**WHAT NEEDS TO BE DONE**
Check each line of the records below and collect those that include the word "Phase".
** BEGIN SOURCE RECORDS **
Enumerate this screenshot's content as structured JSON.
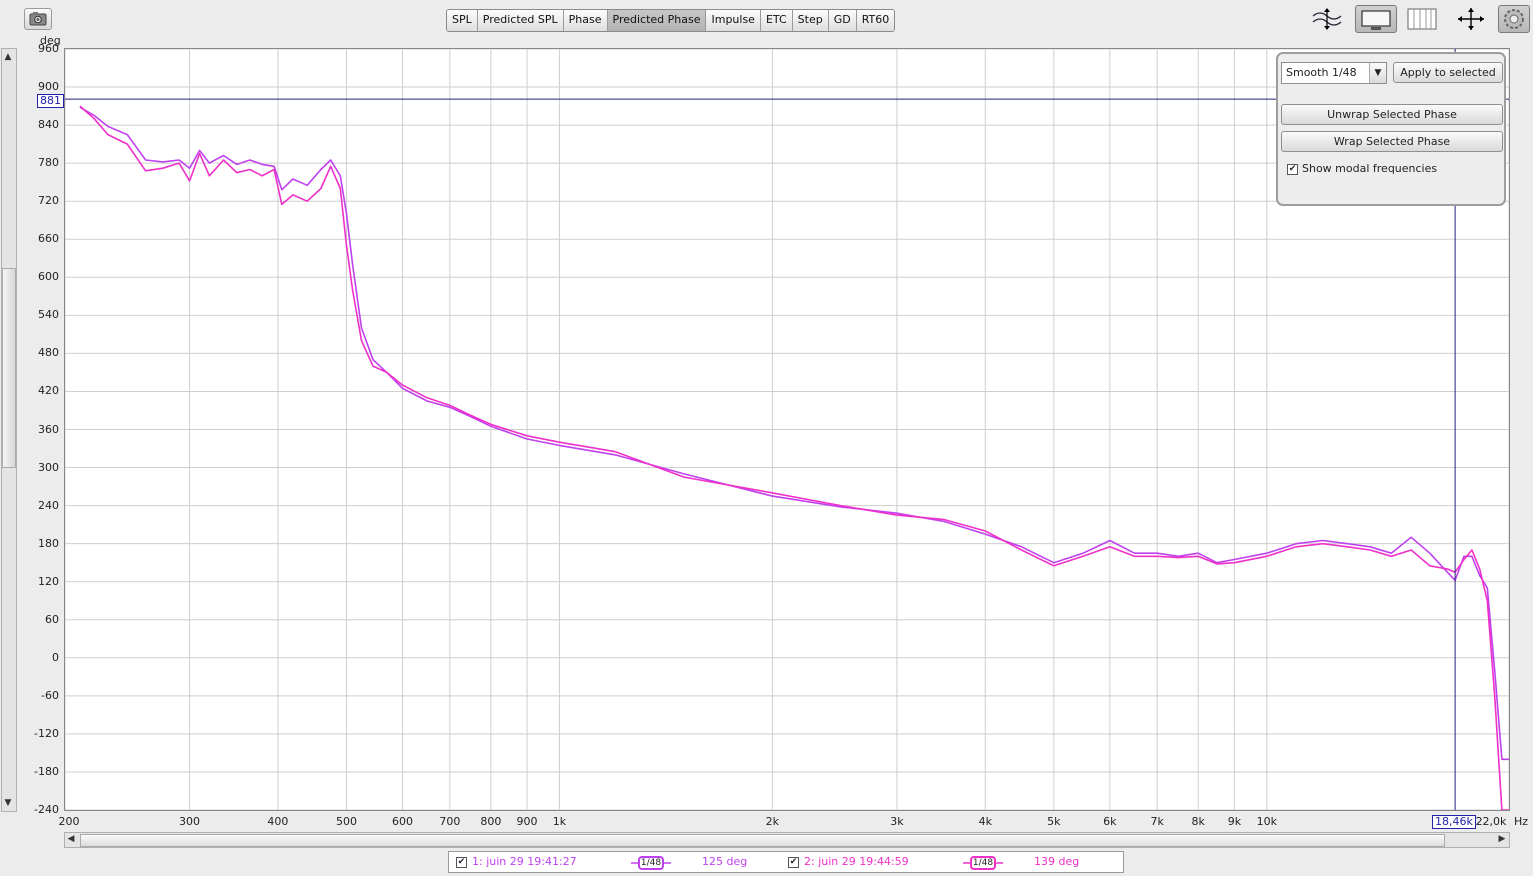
{
  "toolbar": {
    "tabs": [
      {
        "label": "SPL",
        "active": false
      },
      {
        "label": "Predicted SPL",
        "active": false
      },
      {
        "label": "Phase",
        "active": false
      },
      {
        "label": "Predicted Phase",
        "active": true
      },
      {
        "label": "Impulse",
        "active": false
      },
      {
        "label": "ETC",
        "active": false
      },
      {
        "label": "Step",
        "active": false
      },
      {
        "label": "GD",
        "active": false
      },
      {
        "label": "RT60",
        "active": false
      }
    ],
    "tools": [
      "vertical-zoom-icon",
      "limits-icon",
      "grid-lines-icon",
      "pan-icon",
      "settings-icon"
    ]
  },
  "panel": {
    "smoothing_value": "Smooth 1/48",
    "apply_label": "Apply to selected",
    "unwrap_label": "Unwrap Selected Phase",
    "wrap_label": "Wrap Selected Phase",
    "modal_label": "Show modal frequencies",
    "modal_checked": true
  },
  "cursor": {
    "y_value": "881",
    "x_value": "18,46k"
  },
  "legend": [
    {
      "checked": true,
      "name": "1: juin 29 19:41:27",
      "smoothing_num": "1",
      "smoothing_den": "48",
      "value": "125 deg",
      "color": "#c040f0"
    },
    {
      "checked": true,
      "name": "2: juin 29 19:44:59",
      "smoothing_num": "1",
      "smoothing_den": "48",
      "value": "139 deg",
      "color": "#f030c8"
    }
  ],
  "chart_data": {
    "type": "line",
    "y_unit": "deg",
    "x_unit": "Hz",
    "x_scale": "log",
    "xlim": [
      200,
      22000
    ],
    "ylim": [
      -240,
      960
    ],
    "x_ticks": [
      "200",
      "300",
      "400",
      "500",
      "600",
      "700",
      "800",
      "900",
      "1k",
      "2k",
      "3k",
      "4k",
      "5k",
      "6k",
      "7k",
      "8k",
      "9k",
      "10k",
      "22,0k"
    ],
    "y_ticks": [
      "960",
      "900",
      "840",
      "780",
      "720",
      "660",
      "600",
      "540",
      "480",
      "420",
      "360",
      "300",
      "240",
      "180",
      "120",
      "60",
      "0",
      "-60",
      "-120",
      "-180",
      "-240"
    ],
    "grid": true,
    "series": [
      {
        "name": "1: juin 29 19:41:27",
        "color": "#c040f0",
        "x": [
          210,
          220,
          230,
          245,
          260,
          275,
          290,
          300,
          310,
          320,
          335,
          350,
          365,
          380,
          395,
          405,
          420,
          440,
          460,
          475,
          490,
          500,
          510,
          525,
          545,
          570,
          600,
          650,
          700,
          750,
          800,
          900,
          1000,
          1200,
          1500,
          2000,
          2500,
          3000,
          3500,
          4000,
          4500,
          5000,
          5500,
          6000,
          6500,
          7000,
          7500,
          8000,
          8500,
          9000,
          10000,
          11000,
          12000,
          13000,
          14000,
          15000,
          16000,
          17000,
          18000,
          18460,
          19000,
          19500,
          20000,
          20500,
          21000,
          21500,
          22000
        ],
        "y": [
          868,
          855,
          838,
          825,
          785,
          782,
          785,
          772,
          800,
          780,
          792,
          778,
          785,
          778,
          775,
          738,
          755,
          745,
          770,
          785,
          760,
          700,
          620,
          520,
          470,
          450,
          425,
          405,
          395,
          380,
          365,
          345,
          335,
          320,
          290,
          255,
          238,
          228,
          215,
          195,
          175,
          150,
          165,
          185,
          165,
          165,
          160,
          165,
          150,
          155,
          165,
          180,
          185,
          180,
          175,
          165,
          190,
          165,
          135,
          122,
          160,
          160,
          130,
          110,
          -20,
          -160,
          -160
        ]
      },
      {
        "name": "2: juin 29 19:44:59",
        "color": "#f030c8",
        "x": [
          210,
          220,
          230,
          245,
          260,
          275,
          290,
          300,
          310,
          320,
          335,
          350,
          365,
          380,
          395,
          405,
          420,
          440,
          460,
          475,
          490,
          500,
          510,
          525,
          545,
          570,
          600,
          650,
          700,
          750,
          800,
          900,
          1000,
          1200,
          1500,
          2000,
          2500,
          3000,
          3500,
          4000,
          4500,
          5000,
          5500,
          6000,
          6500,
          7000,
          7500,
          8000,
          8500,
          9000,
          10000,
          11000,
          12000,
          13000,
          14000,
          15000,
          16000,
          17000,
          18000,
          18460,
          19000,
          19500,
          20000,
          20500,
          21000,
          21500,
          22000
        ],
        "y": [
          870,
          850,
          825,
          810,
          768,
          772,
          780,
          752,
          795,
          760,
          785,
          765,
          770,
          760,
          770,
          715,
          730,
          720,
          740,
          775,
          740,
          650,
          580,
          500,
          460,
          450,
          430,
          410,
          398,
          382,
          368,
          350,
          340,
          325,
          285,
          260,
          240,
          225,
          218,
          200,
          170,
          145,
          160,
          175,
          160,
          160,
          158,
          160,
          148,
          150,
          160,
          175,
          180,
          175,
          170,
          160,
          170,
          145,
          140,
          135,
          155,
          170,
          140,
          90,
          -60,
          -240,
          -240
        ]
      }
    ]
  }
}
** END SOURCE RECORDS **
**CORRECT RESPONSE**
        "label": "Phase",
        "label": "Predicted Phase",
    "unwrap_label": "Unwrap Selected Phase",
    "wrap_label": "Wrap Selected Phase",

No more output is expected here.